Required task: Recast the rows below as a two-column Markdown table headed Number and Line, numbering each line in order. Skip blank lines and leave out the pictures.

Input material:
■ ■ ■
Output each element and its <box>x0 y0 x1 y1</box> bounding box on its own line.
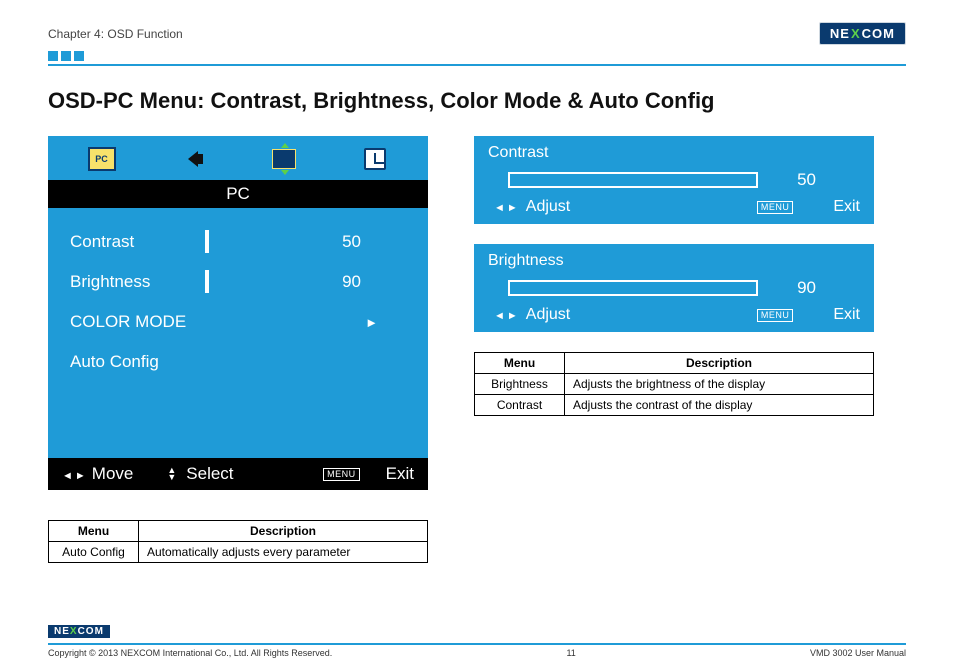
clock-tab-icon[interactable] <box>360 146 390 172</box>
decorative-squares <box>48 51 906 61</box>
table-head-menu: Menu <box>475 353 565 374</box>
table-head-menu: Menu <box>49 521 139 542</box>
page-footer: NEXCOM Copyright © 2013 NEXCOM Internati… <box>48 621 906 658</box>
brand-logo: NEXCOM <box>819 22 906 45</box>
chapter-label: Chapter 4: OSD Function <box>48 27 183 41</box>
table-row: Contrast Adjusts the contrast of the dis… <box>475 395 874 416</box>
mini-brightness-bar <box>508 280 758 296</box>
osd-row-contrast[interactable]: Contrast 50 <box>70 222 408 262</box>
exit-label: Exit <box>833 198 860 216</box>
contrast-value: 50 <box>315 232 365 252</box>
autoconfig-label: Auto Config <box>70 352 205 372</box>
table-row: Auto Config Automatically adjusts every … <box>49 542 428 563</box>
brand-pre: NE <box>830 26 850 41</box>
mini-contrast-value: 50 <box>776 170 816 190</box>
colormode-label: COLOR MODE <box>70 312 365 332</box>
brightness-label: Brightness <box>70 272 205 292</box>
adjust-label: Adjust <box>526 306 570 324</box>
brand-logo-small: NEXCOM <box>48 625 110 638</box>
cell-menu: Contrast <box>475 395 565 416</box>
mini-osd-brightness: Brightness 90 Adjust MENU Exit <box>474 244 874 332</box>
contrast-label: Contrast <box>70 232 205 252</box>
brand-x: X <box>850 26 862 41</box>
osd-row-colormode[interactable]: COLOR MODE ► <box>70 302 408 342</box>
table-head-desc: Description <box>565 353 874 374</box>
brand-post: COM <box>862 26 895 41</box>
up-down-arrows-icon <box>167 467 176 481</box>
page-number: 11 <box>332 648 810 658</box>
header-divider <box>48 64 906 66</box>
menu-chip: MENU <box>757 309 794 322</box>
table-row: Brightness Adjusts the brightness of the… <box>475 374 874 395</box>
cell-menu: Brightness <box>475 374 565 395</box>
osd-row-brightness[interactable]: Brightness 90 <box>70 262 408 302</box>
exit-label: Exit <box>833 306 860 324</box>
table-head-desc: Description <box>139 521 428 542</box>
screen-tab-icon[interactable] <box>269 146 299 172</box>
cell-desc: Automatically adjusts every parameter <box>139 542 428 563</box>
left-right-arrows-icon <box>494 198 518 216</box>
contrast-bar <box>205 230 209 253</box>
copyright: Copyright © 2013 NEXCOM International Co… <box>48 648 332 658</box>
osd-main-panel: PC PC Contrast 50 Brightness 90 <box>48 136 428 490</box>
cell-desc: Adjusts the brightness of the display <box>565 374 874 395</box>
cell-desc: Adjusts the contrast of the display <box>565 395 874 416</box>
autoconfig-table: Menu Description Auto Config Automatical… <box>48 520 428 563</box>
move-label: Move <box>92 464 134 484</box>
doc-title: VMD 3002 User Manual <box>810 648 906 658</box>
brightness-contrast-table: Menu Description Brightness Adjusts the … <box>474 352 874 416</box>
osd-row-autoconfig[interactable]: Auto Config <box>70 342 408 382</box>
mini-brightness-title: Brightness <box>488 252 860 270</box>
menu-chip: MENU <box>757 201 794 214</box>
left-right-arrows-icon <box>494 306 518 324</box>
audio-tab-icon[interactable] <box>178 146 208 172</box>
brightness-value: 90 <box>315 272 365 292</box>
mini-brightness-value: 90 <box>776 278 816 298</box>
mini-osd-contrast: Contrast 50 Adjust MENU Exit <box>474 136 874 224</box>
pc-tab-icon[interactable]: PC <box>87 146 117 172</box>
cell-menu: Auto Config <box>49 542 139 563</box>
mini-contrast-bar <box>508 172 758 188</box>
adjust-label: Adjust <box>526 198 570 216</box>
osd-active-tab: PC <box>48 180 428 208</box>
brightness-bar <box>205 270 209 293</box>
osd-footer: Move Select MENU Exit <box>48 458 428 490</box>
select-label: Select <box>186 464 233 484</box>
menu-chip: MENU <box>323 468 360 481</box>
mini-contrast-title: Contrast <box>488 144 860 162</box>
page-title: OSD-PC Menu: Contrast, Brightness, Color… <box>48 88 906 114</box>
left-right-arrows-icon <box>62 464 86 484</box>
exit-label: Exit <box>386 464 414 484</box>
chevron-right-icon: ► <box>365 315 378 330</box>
■ ■ ■
Response to this exercise:
| Number | Line |
|---|---|
| 1 | Output each element and its <box>x0 y0 x1 y1</box> bounding box on its own line. |
| 2 | clock-tab-icon[interactable] <box>360 146 390 172</box> |
| 3 | decorative-squares <box>48 51 906 61</box> |
| 4 | table-head-menu: Menu <box>475 353 565 374</box> |
| 5 | table-head-menu: Menu <box>49 521 139 542</box> |
| 6 | page-footer: NEXCOM Copyright © 2013 NEXCOM Internati… <box>48 621 906 658</box> |
| 7 | brand-logo: NEXCOM <box>819 22 906 45</box> |
| 8 | chapter-label: Chapter 4: OSD Function <box>48 27 183 41</box> |
| 9 | table-row: Contrast Adjusts the contrast of the dis… <box>475 395 874 416</box> |
| 10 | mini-brightness-bar <box>508 280 758 296</box> |
| 11 | osd-row-contrast[interactable]: Contrast 50 <box>70 222 408 262</box> |
| 12 | exit-label: Exit <box>833 198 860 216</box> |
| 13 | contrast-value: 50 <box>315 232 365 252</box> |
| 14 | autoconfig-label: Auto Config <box>70 352 205 372</box> |
| 15 | table-row: Auto Config Automatically adjusts every … <box>49 542 428 563</box> |
| 16 | brand-pre: NE <box>830 26 850 41</box> |
| 17 | mini-contrast-value: 50 <box>776 170 816 190</box> |
| 18 | colormode-label: COLOR MODE <box>70 312 365 332</box> |
| 19 | brightness-label: Brightness <box>70 272 205 292</box> |
| 20 | adjust-label: Adjust <box>526 306 570 324</box> |
| 21 | brand-logo-small: NEXCOM <box>48 625 110 638</box> |
| 22 | cell-menu: Contrast <box>475 395 565 416</box> |
| 23 | mini-osd-brightness: Brightness 90 Adjust MENU Exit <box>474 244 874 332</box> |
| 24 | contrast-label: Contrast <box>70 232 205 252</box> |
| 25 | brand-x: X <box>850 26 862 41</box> |
| 26 | osd-row-colormode[interactable]: COLOR MODE ► <box>70 302 408 342</box> |
| 27 | table-head-desc: Description <box>565 353 874 374</box> |
| 28 | brand-post: COM <box>862 26 895 41</box> |
| 29 | up-down-arrows-icon <box>167 467 176 481</box> |
| 30 | page-number: 11 <box>332 648 810 658</box> |
| 31 | header-divider <box>48 64 906 66</box> |
| 32 | menu-chip: MENU <box>757 309 794 322</box> |
| 33 | table-row: Brightness Adjusts the brightness of the… <box>475 374 874 395</box> |
| 34 | cell-menu: Brightness <box>475 374 565 395</box> |
| 35 | osd-row-brightness[interactable]: Brightness 90 <box>70 262 408 302</box> |
| 36 | exit-label: Exit <box>833 306 860 324</box> |
| 37 | table-head-desc: Description <box>139 521 428 542</box> |
| 38 | screen-tab-icon[interactable] <box>269 146 299 172</box> |
| 39 | cell-desc: Automatically adjusts every parameter <box>139 542 428 563</box> |
| 40 | left-right-arrows-icon <box>494 198 518 216</box> |
| 41 | contrast-bar <box>205 230 209 253</box> |
| 42 | copyright: Copyright © 2013 NEXCOM International Co… <box>48 648 332 658</box> |
| 43 | osd-main-panel: PC PC Contrast 50 Brightness 90 <box>48 136 428 490</box> |
| 44 | cell-desc: Adjusts the brightness of the display <box>565 374 874 395</box> |
| 45 | cell-desc: Adjusts the contrast of the display <box>565 395 874 416</box> |
| 46 | autoconfig-table: Menu Description Auto Config Automatical… <box>48 520 428 563</box> |
| 47 | move-label: Move <box>92 464 134 484</box> |
| 48 | doc-title: VMD 3002 User Manual <box>810 648 906 658</box> |
| 49 | brightness-contrast-table: Menu Description Brightness Adjusts the … <box>474 352 874 416</box> |
| 50 | osd-row-autoconfig[interactable]: Auto Config <box>70 342 408 382</box> |
| 51 | mini-brightness-title: Brightness <box>488 252 860 270</box> |
| 52 | menu-chip: MENU <box>757 201 794 214</box> |
| 53 | left-right-arrows-icon <box>494 306 518 324</box> |
| 54 | audio-tab-icon[interactable] <box>178 146 208 172</box> |
| 55 | brightness-value: 90 <box>315 272 365 292</box> |
| 56 | mini-brightness-value: 90 <box>776 278 816 298</box> |
| 57 | mini-osd-contrast: Contrast 50 Adjust MENU Exit <box>474 136 874 224</box> |
| 58 | pc-tab-icon[interactable]: PC <box>87 146 117 172</box> |
| 59 | cell-menu: Auto Config <box>49 542 139 563</box> |
| 60 | mini-contrast-bar <box>508 172 758 188</box> |
| 61 | adjust-label: Adjust <box>526 198 570 216</box> |
| 62 | osd-active-tab: PC <box>48 180 428 208</box> |
| 63 | brightness-bar <box>205 270 209 293</box> |
| 64 | osd-footer: Move Select MENU Exit <box>48 458 428 490</box> |
| 65 | select-label: Select <box>186 464 233 484</box> |
| 66 | menu-chip: MENU <box>323 468 360 481</box> |
| 67 | mini-contrast-title: Contrast <box>488 144 860 162</box> |
| 68 | page-title: OSD-PC Menu: Contrast, Brightness, Color… <box>48 88 906 114</box> |
| 69 | left-right-arrows-icon <box>62 464 86 484</box> |
| 70 | exit-label: Exit <box>386 464 414 484</box> |
| 71 | chevron-right-icon: ► <box>365 315 378 330</box> |